Radiant Silvergun is a vertically scrolling shooter with a story. The
story is damn good, unique, and provocative. It has been translated as
well, so no Japanese needed.
Treasure spun off from Konami in the early 90s when the developers got
tired of making sequels. All of their games are hard and awesome, and
graphically push their systems to the highest levels. Radiant Silvergun
was their first dedicated shmup and their first arcade game.
The story has been translated with screenshots by Silver Translations. The
story is only told in-game in the Saturn version, while playing in MAME
(use version .128) or Arcade mode on the Saturn disc skips the cutscenes.
In a nutshell, an object resembling two joined pyramids is dug up along
with a robot (called a "robonoid") identical to one on the Tetra, your
mothership. That object, dubbed the Stone-Like, is God or at least a demi-
god of sorts and is pissed that humans keep destroying each other. So it
WIPES EVERYONE OUT AT ONCE. The Tetra is in orbit and it's crew of three
Silvergun pilots, a captain and a robot are the only survivors.
The Silvergun is a uniquely powerful vehicle, having access to seven unique
weapons at any time. These can be accessed by pressing A, B, or C or any
combination thereof. When starting a game, a handy guide is presented for
At the bottom of the screen in a box is a pink bullet. Slash these with
your Radiant Sword, and you'll build up a meter. When full, using your
sword will trigger a huge scissor-sword attack that acts as your bomb. In
Radiant Silvergun, you have to earn your bombs and you won't be bombing
your way to victory. On the upside, once you have a full charge, there is
no penalty for using a bomb either so fire away.
Scoring and powering up are directly connected. Enemies come in either
red, yellow, or blue. Destroy three of the same color, and you'll be give
a score bonus. Continue shooting the same color, and the bonus will
ratchet up to impressive levels. As you do so, your weapons will level up.
A counter next to your score displays the level of your primary weapons.
Level ups can add projectiles, make the radius wider, and increase damage.
Learning how to chain is important in Arcade mode, as if your weapons are
too weak some bosses will destroy you before you can kill them. Getting
more points also builds extends, and you'll need them to beat this game.
The graphics are jaw-dropping. The Saturn and ST-V hardware had modest 3D
capabilities and extremely powerful 2D powers. Treasure used both to their
fullest. A background may be rendered as a 2D plane, but then twisted or
rotated to give depth. Enemies can be sprites or 3D models, and all of the
bosses (over two dozen!) are rendered in 3D and take full advantage of it.
Several bosses actually surround you and force you to shoot your way out.

→ What this exercise asks
a - Pick out each line of the entries that contains the string "table", and copy those lines.
b - Extend the Radiant Silvergun review by writing on from its final sentence.
The entries that follow are unrelated to the Radiant Silvergun review.

→ Exercise input
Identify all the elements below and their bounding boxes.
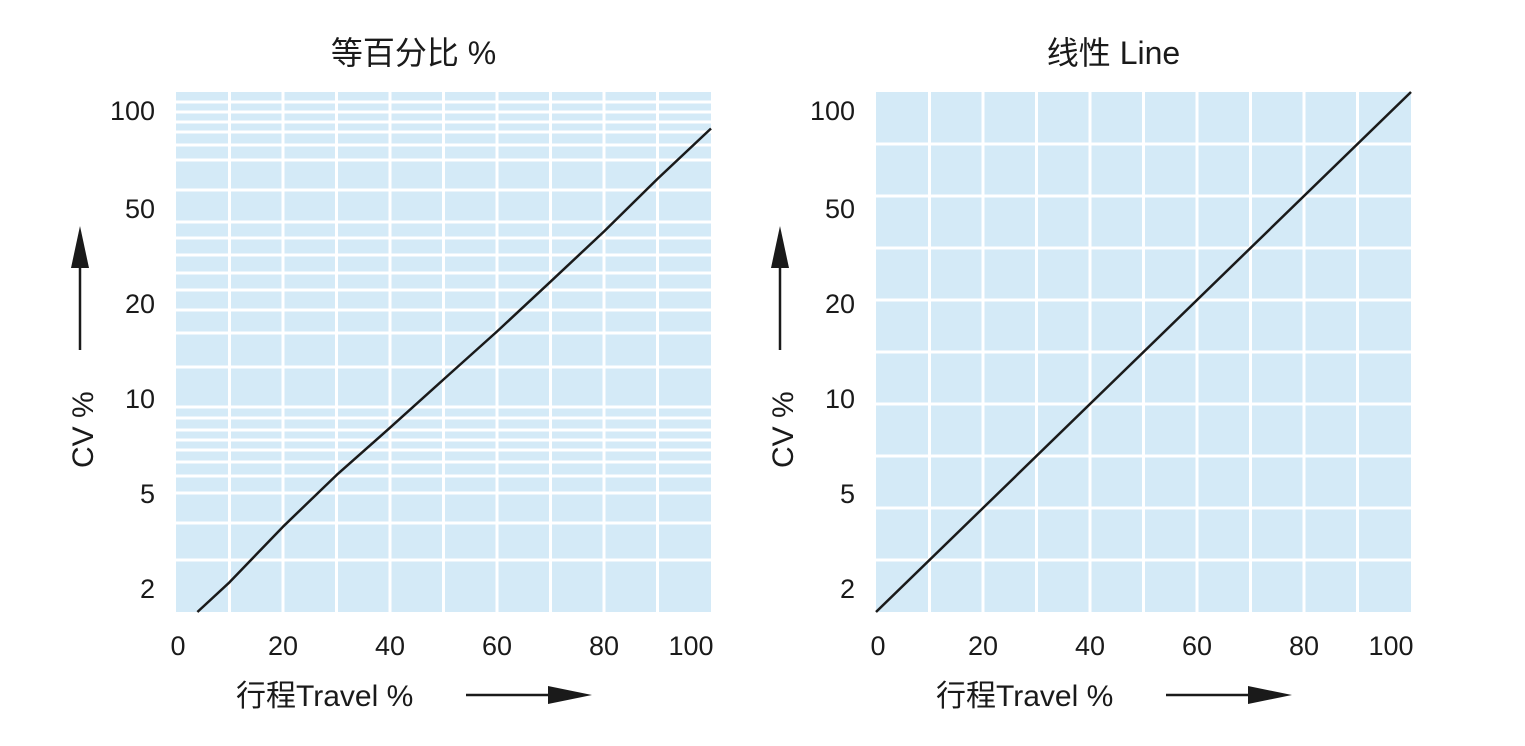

==

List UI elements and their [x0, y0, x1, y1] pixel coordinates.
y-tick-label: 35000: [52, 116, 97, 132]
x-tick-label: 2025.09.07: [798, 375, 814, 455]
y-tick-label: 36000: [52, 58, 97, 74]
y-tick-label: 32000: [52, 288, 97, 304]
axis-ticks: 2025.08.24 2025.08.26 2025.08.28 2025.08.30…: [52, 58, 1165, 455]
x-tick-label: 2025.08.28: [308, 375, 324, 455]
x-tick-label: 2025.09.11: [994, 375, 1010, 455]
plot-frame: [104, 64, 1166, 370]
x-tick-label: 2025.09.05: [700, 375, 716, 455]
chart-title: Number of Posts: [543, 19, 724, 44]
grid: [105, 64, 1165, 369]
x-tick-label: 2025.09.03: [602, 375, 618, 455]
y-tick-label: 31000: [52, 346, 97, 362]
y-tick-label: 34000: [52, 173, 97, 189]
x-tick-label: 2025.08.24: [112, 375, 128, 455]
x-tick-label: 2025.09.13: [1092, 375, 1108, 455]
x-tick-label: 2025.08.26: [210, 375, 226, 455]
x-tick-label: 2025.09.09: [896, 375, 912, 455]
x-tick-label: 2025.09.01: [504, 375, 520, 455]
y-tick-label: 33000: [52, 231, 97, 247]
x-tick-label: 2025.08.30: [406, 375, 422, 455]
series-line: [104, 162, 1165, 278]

...

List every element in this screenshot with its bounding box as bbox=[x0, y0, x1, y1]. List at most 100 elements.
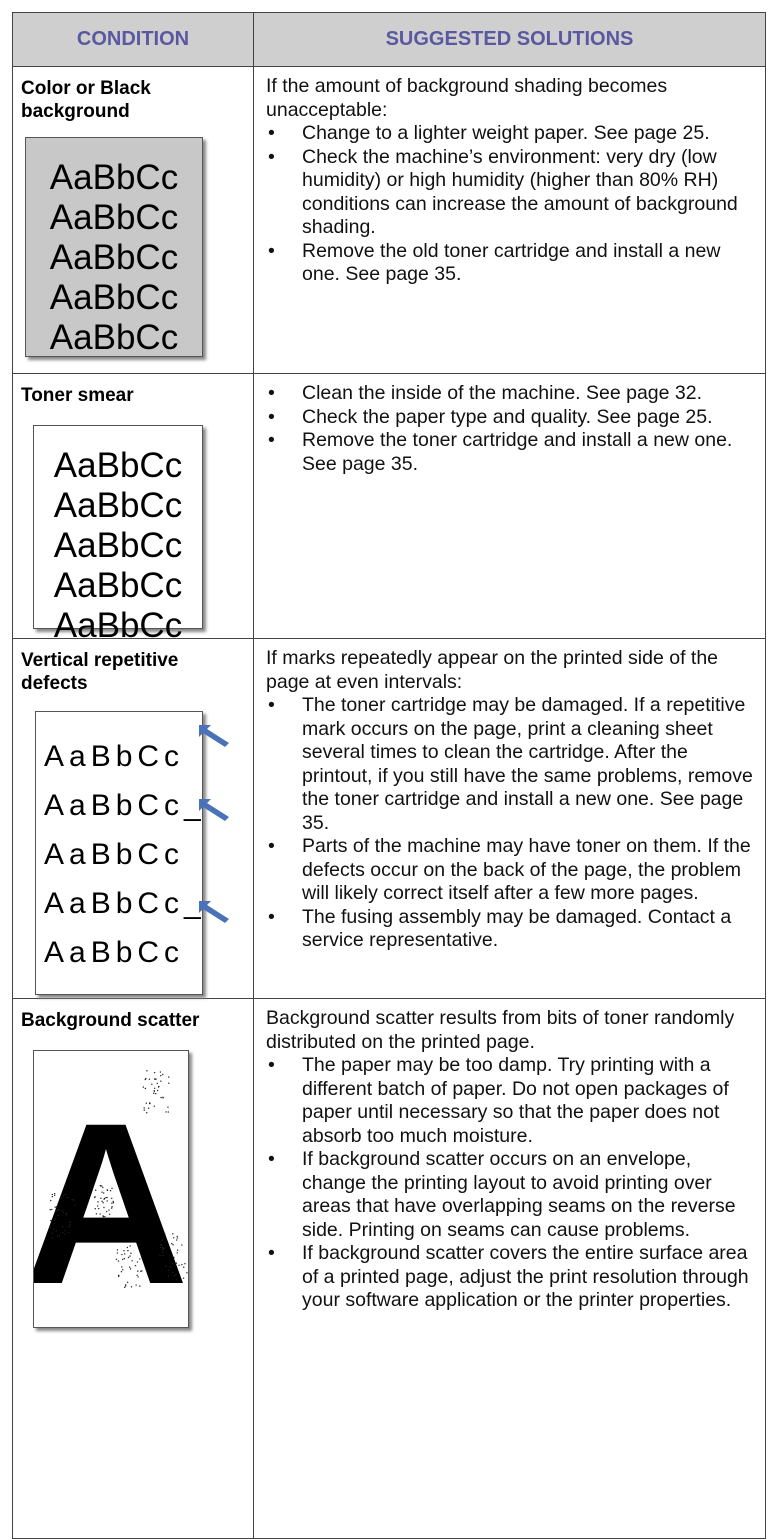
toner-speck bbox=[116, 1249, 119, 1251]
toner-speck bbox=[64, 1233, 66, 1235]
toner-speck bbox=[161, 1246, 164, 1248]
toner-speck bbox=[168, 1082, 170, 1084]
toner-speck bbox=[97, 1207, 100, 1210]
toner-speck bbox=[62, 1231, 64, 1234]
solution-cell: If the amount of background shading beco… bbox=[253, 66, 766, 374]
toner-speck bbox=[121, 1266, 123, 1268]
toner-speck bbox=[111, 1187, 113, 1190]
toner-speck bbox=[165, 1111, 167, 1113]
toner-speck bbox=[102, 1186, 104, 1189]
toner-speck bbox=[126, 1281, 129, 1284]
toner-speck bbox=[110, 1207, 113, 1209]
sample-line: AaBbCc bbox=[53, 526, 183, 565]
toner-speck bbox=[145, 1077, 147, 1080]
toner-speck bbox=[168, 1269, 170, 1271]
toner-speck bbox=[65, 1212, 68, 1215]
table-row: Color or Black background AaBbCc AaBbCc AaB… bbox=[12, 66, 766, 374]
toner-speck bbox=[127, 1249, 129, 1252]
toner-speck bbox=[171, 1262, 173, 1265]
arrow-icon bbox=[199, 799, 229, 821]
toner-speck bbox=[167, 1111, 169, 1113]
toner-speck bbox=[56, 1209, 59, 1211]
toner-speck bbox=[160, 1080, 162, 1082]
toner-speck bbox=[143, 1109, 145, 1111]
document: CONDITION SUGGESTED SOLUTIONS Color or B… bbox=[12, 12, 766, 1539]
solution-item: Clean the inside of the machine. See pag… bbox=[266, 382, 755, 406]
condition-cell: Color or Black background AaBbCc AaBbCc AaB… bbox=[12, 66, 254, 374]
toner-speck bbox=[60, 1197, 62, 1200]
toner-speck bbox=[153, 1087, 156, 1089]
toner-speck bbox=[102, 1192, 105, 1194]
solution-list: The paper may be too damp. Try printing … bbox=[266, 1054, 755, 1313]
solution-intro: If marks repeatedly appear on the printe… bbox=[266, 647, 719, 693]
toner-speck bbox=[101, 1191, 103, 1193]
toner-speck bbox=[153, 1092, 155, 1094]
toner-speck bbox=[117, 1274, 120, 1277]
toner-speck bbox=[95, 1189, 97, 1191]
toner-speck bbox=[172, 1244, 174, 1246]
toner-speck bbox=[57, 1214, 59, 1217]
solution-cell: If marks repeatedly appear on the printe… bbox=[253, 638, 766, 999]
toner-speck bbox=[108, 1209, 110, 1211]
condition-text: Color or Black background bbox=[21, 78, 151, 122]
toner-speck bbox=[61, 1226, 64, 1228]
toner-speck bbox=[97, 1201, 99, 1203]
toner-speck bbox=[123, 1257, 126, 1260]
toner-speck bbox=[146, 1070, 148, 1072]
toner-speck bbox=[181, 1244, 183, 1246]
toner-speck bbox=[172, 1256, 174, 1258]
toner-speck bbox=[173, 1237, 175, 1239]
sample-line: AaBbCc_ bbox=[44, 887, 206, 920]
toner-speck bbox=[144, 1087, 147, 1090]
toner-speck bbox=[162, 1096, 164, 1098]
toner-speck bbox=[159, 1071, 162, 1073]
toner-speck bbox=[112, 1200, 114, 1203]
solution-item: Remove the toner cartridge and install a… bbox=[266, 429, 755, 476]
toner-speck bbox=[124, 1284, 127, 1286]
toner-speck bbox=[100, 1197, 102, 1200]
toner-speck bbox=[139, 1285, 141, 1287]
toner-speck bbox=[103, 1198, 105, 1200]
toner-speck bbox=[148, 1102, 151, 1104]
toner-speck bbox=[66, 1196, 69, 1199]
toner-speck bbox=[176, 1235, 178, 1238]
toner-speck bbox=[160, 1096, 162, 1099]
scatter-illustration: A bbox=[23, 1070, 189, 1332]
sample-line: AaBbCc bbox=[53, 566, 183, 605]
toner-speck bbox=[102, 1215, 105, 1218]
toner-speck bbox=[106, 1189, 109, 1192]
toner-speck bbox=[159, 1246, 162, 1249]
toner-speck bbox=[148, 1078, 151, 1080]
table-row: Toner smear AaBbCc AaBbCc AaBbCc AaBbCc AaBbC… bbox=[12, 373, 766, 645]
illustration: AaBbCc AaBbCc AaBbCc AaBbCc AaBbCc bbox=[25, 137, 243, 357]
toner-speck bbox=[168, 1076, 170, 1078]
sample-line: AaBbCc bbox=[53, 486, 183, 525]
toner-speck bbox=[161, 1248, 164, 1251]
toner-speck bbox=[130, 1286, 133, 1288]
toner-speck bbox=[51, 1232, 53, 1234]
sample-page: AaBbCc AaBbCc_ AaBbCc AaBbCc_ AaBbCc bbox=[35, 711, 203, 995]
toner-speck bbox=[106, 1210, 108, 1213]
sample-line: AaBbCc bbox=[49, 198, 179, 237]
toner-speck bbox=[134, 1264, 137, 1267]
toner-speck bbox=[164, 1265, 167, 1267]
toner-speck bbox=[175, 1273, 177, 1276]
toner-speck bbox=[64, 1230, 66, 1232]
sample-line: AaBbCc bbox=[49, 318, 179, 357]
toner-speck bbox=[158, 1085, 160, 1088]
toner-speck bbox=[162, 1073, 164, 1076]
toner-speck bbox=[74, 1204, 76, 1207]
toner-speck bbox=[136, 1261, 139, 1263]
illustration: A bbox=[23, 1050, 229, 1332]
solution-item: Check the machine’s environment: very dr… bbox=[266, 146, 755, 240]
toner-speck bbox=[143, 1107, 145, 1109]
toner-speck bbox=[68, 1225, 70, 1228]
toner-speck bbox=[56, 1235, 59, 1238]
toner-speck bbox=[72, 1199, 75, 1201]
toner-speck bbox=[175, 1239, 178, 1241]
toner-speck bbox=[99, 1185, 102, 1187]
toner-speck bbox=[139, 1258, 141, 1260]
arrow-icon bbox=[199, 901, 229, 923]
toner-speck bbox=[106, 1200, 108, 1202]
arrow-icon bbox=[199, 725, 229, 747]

→ Results in order
a -
table-row: Color or Black background AaBbCc AaBbCc AaB… bbox=[12, 66, 766, 374]
table-row: Toner smear AaBbCc AaBbCc AaBbCc AaBbCc AaBbC… bbox=[12, 373, 766, 645]

b -
The music is damn good. Hitoshi Sakimoto returns for another shmup. It
seems his name and good shmups really come up a lot together. For Radiant
Silvergun, he focuses on "battle music," classic-oriented melodies and
harmonies with pounding drums to give it a driving, pumping feel. Most of
the music is made up of a few recurring phrases, but with the tempo and
rhythm slightly altered. I have only two complaints about it, both fairly
small. One is that due to the nature of the game, the music tends to
repeat a LOT. Most of the tracks are actually the same length as a single
stage track in Battle Garegga, but the stages take a lot longer to get
through and there is no boss theme. The other complaint is that some of
the sampled sounds are quite definitely sampled and lack some character.
The string and percussion sounds are very well done, but the brass sounds
are barely better than a cheap keyboard. Considering how good the samples
sound in his other games, this is a little disappointing. The quality of
the composition makes up for it, thankfully.
The stages are set up a little different from other shooters. They are
ordered chronologically, but you start in Stage 3. In the arcade, you
choose to tackle Stage 2 or 4 next, then you'll play 5, 6, and 1 in that
order. Saturn mode makes you play all of them, you just get to pick to
play 2 or 4 first. Each stage is divided into many subsections. Each of
these short sections ends in a boss fight.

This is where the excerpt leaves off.